## [Data entries for graphics]
- Opening Delimiter -

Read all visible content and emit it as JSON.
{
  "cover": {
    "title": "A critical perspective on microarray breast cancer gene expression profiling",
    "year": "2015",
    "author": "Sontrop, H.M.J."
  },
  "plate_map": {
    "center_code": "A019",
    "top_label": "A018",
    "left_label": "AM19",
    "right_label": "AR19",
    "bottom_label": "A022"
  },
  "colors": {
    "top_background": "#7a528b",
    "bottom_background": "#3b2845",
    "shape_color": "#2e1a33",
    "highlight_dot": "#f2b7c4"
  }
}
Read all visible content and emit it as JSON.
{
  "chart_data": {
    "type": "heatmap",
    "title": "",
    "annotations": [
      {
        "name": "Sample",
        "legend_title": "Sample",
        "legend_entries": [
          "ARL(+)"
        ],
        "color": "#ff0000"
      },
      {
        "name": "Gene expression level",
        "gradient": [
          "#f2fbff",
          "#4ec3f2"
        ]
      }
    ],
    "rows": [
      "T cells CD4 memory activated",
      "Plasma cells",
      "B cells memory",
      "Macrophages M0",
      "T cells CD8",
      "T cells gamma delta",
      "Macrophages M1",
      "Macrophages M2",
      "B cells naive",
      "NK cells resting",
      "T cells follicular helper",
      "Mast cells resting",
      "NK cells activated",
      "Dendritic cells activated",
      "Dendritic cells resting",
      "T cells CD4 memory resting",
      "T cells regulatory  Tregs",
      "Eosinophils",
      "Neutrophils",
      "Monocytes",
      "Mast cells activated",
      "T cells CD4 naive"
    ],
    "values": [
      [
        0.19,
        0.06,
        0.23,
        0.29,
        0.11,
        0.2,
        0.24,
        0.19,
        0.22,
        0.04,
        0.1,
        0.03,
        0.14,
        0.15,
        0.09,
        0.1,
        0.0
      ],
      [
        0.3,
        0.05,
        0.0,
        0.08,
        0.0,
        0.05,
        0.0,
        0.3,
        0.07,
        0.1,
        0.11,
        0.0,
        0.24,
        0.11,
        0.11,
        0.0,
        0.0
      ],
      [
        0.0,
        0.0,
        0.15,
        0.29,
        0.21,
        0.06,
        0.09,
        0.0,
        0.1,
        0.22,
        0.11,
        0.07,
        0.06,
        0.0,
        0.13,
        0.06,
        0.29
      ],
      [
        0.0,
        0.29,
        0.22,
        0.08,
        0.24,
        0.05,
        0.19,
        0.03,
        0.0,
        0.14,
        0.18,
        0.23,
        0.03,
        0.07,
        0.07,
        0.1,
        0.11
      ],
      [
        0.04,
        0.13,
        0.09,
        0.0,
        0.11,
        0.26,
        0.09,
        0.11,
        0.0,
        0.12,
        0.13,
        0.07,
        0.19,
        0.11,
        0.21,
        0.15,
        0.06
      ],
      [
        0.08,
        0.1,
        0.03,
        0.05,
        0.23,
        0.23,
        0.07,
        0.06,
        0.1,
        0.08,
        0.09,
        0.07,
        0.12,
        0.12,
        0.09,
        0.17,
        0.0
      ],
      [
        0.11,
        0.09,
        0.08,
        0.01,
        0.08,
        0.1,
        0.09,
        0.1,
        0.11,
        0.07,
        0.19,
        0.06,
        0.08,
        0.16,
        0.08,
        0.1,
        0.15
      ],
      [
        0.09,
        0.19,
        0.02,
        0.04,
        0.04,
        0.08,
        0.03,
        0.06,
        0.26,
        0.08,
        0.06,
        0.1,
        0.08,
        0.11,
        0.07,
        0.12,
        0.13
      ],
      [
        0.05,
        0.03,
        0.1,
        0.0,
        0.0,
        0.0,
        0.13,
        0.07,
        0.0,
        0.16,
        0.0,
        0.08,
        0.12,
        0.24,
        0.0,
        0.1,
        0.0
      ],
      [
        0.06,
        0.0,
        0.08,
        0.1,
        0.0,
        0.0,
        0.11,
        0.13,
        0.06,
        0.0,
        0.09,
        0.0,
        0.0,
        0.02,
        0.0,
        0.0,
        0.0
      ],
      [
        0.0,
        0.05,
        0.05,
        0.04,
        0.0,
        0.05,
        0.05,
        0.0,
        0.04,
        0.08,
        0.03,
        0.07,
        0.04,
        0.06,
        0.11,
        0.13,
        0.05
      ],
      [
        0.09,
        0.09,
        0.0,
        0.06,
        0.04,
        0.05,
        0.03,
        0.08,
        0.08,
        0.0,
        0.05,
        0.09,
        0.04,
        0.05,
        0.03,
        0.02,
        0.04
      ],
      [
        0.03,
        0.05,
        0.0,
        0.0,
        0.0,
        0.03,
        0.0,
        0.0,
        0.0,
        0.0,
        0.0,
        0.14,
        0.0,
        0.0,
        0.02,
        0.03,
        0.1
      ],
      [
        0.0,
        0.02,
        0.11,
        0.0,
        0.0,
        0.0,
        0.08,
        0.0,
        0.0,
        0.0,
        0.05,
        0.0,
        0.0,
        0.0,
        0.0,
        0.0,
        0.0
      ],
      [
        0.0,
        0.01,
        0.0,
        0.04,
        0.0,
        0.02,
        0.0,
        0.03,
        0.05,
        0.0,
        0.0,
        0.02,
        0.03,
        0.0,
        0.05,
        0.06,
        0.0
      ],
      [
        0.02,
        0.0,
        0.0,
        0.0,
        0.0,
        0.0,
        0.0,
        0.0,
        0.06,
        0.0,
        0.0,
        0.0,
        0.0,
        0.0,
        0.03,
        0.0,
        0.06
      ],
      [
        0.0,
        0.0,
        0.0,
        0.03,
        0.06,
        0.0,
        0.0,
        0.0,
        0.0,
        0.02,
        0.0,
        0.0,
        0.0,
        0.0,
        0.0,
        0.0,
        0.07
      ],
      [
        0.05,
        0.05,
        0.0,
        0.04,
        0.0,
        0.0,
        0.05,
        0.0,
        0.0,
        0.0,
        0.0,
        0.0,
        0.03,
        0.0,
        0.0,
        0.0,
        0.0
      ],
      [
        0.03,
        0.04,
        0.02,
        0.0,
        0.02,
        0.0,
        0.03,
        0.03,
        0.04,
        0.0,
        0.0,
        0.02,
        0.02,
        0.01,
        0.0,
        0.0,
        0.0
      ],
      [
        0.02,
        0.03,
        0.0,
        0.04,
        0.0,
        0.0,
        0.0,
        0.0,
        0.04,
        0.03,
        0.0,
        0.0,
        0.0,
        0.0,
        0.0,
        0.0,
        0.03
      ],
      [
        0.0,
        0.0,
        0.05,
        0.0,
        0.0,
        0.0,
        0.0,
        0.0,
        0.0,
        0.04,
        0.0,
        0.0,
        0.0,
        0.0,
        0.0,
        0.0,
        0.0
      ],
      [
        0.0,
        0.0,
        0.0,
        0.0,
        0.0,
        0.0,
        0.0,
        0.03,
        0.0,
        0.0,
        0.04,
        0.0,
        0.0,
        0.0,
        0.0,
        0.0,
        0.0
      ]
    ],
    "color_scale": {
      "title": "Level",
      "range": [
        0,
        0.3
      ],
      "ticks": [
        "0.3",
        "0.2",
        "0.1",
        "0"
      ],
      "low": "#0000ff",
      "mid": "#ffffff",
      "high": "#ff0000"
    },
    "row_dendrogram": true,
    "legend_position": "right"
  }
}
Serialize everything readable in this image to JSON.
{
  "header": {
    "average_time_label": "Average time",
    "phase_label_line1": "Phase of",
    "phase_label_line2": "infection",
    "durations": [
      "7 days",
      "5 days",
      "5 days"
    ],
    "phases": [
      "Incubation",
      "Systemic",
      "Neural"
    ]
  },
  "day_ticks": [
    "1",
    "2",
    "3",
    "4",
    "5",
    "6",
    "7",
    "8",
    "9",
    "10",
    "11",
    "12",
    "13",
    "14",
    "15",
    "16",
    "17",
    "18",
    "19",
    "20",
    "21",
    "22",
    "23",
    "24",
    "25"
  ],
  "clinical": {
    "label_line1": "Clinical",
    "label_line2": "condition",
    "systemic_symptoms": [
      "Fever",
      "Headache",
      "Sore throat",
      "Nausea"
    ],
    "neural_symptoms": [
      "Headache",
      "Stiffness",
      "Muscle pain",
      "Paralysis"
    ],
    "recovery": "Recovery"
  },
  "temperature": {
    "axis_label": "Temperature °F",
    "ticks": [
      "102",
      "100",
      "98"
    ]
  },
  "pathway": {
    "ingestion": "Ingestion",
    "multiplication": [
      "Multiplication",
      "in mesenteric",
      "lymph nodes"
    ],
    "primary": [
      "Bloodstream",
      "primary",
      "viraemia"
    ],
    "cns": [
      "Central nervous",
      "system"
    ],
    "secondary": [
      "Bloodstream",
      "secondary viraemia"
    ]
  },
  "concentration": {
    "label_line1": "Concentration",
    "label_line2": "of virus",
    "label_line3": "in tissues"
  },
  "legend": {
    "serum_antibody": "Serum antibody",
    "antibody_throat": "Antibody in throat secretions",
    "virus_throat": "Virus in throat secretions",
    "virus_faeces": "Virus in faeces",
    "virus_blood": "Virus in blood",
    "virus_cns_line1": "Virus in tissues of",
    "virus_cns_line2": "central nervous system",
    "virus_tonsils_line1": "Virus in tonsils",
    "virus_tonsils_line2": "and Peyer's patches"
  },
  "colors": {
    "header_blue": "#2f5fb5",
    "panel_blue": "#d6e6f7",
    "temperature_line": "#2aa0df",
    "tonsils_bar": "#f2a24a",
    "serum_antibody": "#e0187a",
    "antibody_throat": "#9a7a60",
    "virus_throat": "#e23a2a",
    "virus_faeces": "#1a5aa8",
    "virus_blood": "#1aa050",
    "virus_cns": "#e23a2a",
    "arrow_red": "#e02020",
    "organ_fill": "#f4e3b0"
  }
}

- Closing Delimiter -

Copy out every line of the data in which the word "memory" is found.

## [Written response]
      "T cells CD4 memory activated",
      "B cells memory",
      "T cells CD4 memory resting",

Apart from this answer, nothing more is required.